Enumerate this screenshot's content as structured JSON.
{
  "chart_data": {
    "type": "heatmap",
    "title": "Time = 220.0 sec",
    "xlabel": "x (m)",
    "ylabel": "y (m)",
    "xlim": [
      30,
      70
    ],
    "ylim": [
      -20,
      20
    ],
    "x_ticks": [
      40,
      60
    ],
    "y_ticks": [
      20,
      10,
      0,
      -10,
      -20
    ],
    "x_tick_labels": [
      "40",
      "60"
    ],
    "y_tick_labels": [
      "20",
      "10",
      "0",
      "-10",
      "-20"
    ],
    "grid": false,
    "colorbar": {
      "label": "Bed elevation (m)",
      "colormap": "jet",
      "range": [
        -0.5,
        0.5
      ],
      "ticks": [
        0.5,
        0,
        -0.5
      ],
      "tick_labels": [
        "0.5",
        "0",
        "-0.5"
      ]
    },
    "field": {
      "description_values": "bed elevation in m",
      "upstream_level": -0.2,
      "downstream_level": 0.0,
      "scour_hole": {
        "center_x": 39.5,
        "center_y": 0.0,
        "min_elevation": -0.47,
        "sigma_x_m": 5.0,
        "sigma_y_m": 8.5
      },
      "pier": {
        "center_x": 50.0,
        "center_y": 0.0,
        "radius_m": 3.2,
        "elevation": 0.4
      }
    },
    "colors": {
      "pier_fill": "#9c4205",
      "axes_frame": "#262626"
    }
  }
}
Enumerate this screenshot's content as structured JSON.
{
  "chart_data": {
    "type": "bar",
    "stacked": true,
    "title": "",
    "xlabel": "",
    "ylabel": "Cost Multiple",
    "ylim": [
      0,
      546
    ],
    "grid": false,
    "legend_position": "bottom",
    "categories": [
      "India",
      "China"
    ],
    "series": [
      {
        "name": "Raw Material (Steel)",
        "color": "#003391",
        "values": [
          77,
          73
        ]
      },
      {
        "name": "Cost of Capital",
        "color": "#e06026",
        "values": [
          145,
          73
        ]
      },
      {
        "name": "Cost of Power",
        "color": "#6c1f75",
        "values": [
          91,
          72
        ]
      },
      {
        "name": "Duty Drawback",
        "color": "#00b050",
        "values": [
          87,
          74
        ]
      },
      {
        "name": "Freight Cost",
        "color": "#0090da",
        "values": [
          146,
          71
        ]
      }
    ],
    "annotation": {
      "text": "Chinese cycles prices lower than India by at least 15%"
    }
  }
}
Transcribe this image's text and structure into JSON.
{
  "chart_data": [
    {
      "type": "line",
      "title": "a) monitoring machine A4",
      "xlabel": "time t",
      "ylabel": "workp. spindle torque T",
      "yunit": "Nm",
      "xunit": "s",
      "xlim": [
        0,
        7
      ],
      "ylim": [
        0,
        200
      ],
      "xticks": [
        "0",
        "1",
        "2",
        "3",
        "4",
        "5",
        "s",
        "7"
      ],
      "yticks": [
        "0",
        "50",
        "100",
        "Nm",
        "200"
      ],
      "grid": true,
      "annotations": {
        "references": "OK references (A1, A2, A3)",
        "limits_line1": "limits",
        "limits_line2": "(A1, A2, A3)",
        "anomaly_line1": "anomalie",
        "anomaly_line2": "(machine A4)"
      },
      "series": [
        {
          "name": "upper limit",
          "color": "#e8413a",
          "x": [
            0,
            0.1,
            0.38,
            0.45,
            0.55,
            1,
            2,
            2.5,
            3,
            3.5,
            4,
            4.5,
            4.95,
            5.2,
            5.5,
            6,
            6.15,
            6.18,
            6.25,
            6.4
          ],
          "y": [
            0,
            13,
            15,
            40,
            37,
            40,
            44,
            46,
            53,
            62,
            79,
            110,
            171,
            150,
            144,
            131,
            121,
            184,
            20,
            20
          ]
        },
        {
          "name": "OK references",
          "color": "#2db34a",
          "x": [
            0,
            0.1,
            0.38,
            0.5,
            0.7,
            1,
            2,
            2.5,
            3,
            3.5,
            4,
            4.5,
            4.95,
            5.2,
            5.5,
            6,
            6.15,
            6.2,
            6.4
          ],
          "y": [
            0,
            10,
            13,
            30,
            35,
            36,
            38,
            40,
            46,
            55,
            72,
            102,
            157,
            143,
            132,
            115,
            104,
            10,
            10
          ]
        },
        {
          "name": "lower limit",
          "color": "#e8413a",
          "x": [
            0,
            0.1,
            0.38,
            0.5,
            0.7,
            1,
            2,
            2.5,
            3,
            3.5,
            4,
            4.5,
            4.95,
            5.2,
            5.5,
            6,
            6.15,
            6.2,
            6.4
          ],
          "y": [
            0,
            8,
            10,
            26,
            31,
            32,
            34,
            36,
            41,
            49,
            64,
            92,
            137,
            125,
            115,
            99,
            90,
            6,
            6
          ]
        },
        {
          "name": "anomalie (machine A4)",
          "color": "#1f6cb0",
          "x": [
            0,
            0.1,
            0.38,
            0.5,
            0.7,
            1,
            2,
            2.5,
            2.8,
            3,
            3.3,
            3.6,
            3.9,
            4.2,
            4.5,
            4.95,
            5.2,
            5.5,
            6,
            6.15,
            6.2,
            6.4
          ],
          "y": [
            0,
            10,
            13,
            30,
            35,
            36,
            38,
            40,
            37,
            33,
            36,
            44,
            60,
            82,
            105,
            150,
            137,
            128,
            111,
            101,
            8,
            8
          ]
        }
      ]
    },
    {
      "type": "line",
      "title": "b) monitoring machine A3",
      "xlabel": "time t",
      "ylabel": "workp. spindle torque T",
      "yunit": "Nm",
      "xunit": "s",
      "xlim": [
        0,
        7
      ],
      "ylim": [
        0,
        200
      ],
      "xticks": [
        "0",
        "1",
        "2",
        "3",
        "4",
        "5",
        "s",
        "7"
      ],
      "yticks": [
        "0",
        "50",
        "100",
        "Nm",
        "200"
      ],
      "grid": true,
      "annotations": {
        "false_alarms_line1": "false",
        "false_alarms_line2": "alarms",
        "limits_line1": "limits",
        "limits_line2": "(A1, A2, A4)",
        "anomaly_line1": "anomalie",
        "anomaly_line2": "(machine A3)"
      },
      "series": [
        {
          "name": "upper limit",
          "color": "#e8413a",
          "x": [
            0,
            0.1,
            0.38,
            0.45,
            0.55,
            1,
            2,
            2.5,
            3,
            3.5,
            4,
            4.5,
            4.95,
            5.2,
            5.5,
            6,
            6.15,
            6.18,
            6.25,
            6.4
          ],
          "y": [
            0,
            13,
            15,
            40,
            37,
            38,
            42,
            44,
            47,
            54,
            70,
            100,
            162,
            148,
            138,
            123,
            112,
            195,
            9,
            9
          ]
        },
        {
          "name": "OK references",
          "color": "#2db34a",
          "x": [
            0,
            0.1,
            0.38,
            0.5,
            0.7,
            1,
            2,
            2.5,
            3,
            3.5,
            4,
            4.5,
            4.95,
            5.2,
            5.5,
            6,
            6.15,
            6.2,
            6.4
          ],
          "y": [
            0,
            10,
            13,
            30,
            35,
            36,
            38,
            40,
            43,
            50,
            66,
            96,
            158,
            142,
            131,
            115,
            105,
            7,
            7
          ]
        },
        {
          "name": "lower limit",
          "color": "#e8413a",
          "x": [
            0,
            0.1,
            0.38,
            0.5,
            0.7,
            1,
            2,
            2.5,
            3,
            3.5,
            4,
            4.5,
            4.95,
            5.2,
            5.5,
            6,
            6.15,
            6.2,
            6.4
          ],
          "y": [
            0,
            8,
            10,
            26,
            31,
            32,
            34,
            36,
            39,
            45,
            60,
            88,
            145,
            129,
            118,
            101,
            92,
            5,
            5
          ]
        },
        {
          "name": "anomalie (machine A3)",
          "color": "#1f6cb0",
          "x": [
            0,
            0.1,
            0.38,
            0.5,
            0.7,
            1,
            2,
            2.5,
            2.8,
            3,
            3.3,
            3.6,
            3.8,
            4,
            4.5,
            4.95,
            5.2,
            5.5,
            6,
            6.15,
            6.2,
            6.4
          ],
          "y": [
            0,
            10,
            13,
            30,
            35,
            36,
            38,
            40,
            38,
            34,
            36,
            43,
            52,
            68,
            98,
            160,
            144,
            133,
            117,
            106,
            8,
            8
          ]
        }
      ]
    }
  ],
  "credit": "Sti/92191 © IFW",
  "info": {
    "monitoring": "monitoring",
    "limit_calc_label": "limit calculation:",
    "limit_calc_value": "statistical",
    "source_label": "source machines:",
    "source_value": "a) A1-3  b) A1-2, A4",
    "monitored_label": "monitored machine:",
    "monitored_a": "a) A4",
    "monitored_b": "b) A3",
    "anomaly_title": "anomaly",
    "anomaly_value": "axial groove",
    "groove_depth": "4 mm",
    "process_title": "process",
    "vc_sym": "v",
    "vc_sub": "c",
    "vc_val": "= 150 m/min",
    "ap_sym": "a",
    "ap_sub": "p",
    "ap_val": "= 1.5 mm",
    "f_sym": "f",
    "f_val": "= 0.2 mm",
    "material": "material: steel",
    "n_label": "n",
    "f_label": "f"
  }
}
• • • • •
TO DO -
Scan the material for lines with the word "text", and copy each line you find.

ANSWER FOR THIS EXERCISE -
      "text": "Chinese cycles prices lower than India by at least 15%"
Transcribe this image's text and structure into JSON.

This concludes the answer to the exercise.